§ **GIVEN REQUEST**
Your task is to transcribe all the entries exactly, excluding pictures.

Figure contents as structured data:

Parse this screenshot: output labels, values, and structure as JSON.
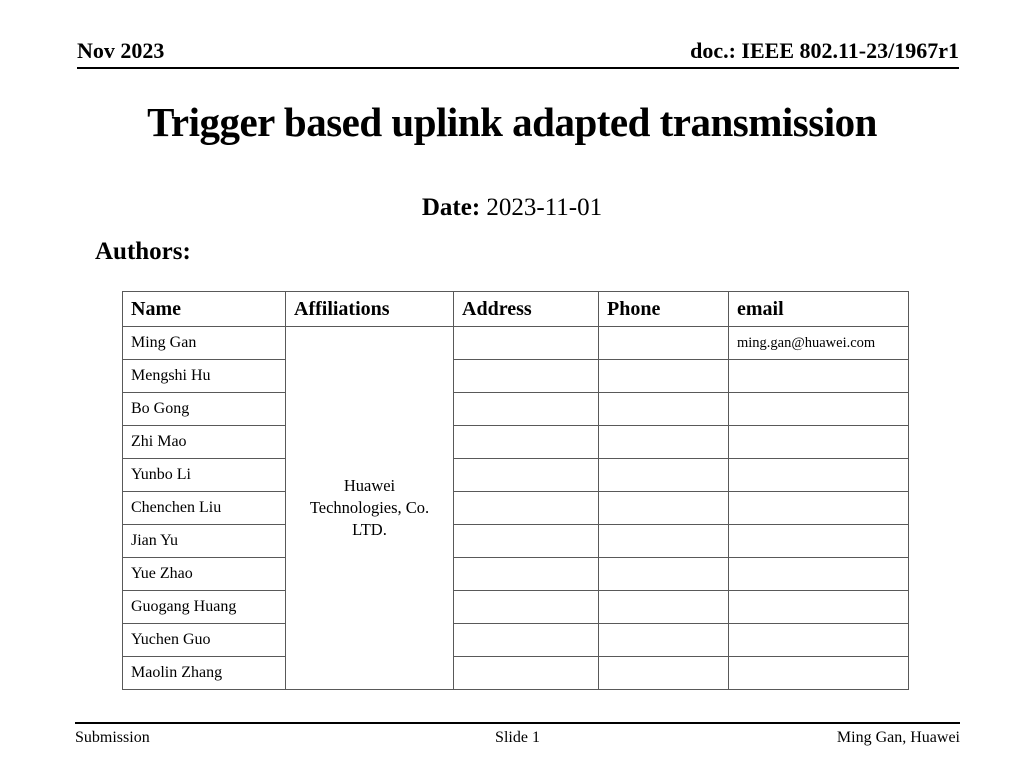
{
  "header": {
    "left": "Nov 2023",
    "right": "doc.: IEEE 802.11-23/1967r1"
  },
  "title": "Trigger based uplink adapted transmission",
  "date": {
    "label": "Date:",
    "value": " 2023-11-01"
  },
  "authors_label": "Authors:",
  "table": {
    "columns": [
      "Name",
      "Affiliations",
      "Address",
      "Phone",
      "email"
    ],
    "affiliation_lines": [
      "Huawei",
      "Technologies, Co.",
      "LTD."
    ],
    "rows": [
      {
        "name": "Ming Gan",
        "address": "",
        "phone": "",
        "email": "ming.gan@huawei.com"
      },
      {
        "name": "Mengshi Hu",
        "address": "",
        "phone": "",
        "email": ""
      },
      {
        "name": "Bo Gong",
        "address": "",
        "phone": "",
        "email": ""
      },
      {
        "name": "Zhi Mao",
        "address": "",
        "phone": "",
        "email": ""
      },
      {
        "name": "Yunbo Li",
        "address": "",
        "phone": "",
        "email": ""
      },
      {
        "name": "Chenchen Liu",
        "address": "",
        "phone": "",
        "email": ""
      },
      {
        "name": "Jian Yu",
        "address": "",
        "phone": "",
        "email": ""
      },
      {
        "name": "Yue Zhao",
        "address": "",
        "phone": "",
        "email": ""
      },
      {
        "name": "Guogang Huang",
        "address": "",
        "phone": "",
        "email": ""
      },
      {
        "name": "Yuchen Guo",
        "address": "",
        "phone": "",
        "email": ""
      },
      {
        "name": "Maolin Zhang",
        "address": "",
        "phone": "",
        "email": ""
      }
    ]
  },
  "footer": {
    "left": "Submission",
    "center": "Slide 1",
    "right": "Ming Gan, Huawei"
  },
  "colors": {
    "text": "#000000",
    "rule": "#000000",
    "table_border": "#595959",
    "background": "#ffffff"
  }
}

§ **WRITTEN REPLY**
Parse this screenshot: output labels, values, and structure as JSON.
{
  "header": {
    "left": "Nov 2023",
    "right": "doc.: IEEE 802.11-23/1967r1"
  },
  "title": "Trigger based uplink adapted transmission",
  "date": {
    "label": "Date:",
    "value": " 2023-11-01"
  },
  "authors_label": "Authors:",
  "table": {
    "columns": [
      "Name",
      "Affiliations",
      "Address",
      "Phone",
      "email"
    ],
    "affiliation_lines": [
      "Huawei",
      "Technologies, Co.",
      "LTD."
    ],
    "rows": [
      {
        "name": "Ming Gan",
        "address": "",
        "phone": "",
        "email": "ming.gan@huawei.com"
      },
      {
        "name": "Mengshi Hu",
        "address": "",
        "phone": "",
        "email": ""
      },
      {
        "name": "Bo Gong",
        "address": "",
        "phone": "",
        "email": ""
      },
      {
        "name": "Zhi Mao",
        "address": "",
        "phone": "",
        "email": ""
      },
      {
        "name": "Yunbo Li",
        "address": "",
        "phone": "",
        "email": ""
      },
      {
        "name": "Chenchen Liu",
        "address": "",
        "phone": "",
        "email": ""
      },
      {
        "name": "Jian Yu",
        "address": "",
        "phone": "",
        "email": ""
      },
      {
        "name": "Yue Zhao",
        "address": "",
        "phone": "",
        "email": ""
      },
      {
        "name": "Guogang Huang",
        "address": "",
        "phone": "",
        "email": ""
      },
      {
        "name": "Yuchen Guo",
        "address": "",
        "phone": "",
        "email": ""
      },
      {
        "name": "Maolin Zhang",
        "address": "",
        "phone": "",
        "email": ""
      }
    ]
  },
  "footer": {
    "left": "Submission",
    "center": "Slide 1",
    "right": "Ming Gan, Huawei"
  },
  "colors": {
    "text": "#000000",
    "rule": "#000000",
    "table_border": "#595959",
    "background": "#ffffff"
  }
}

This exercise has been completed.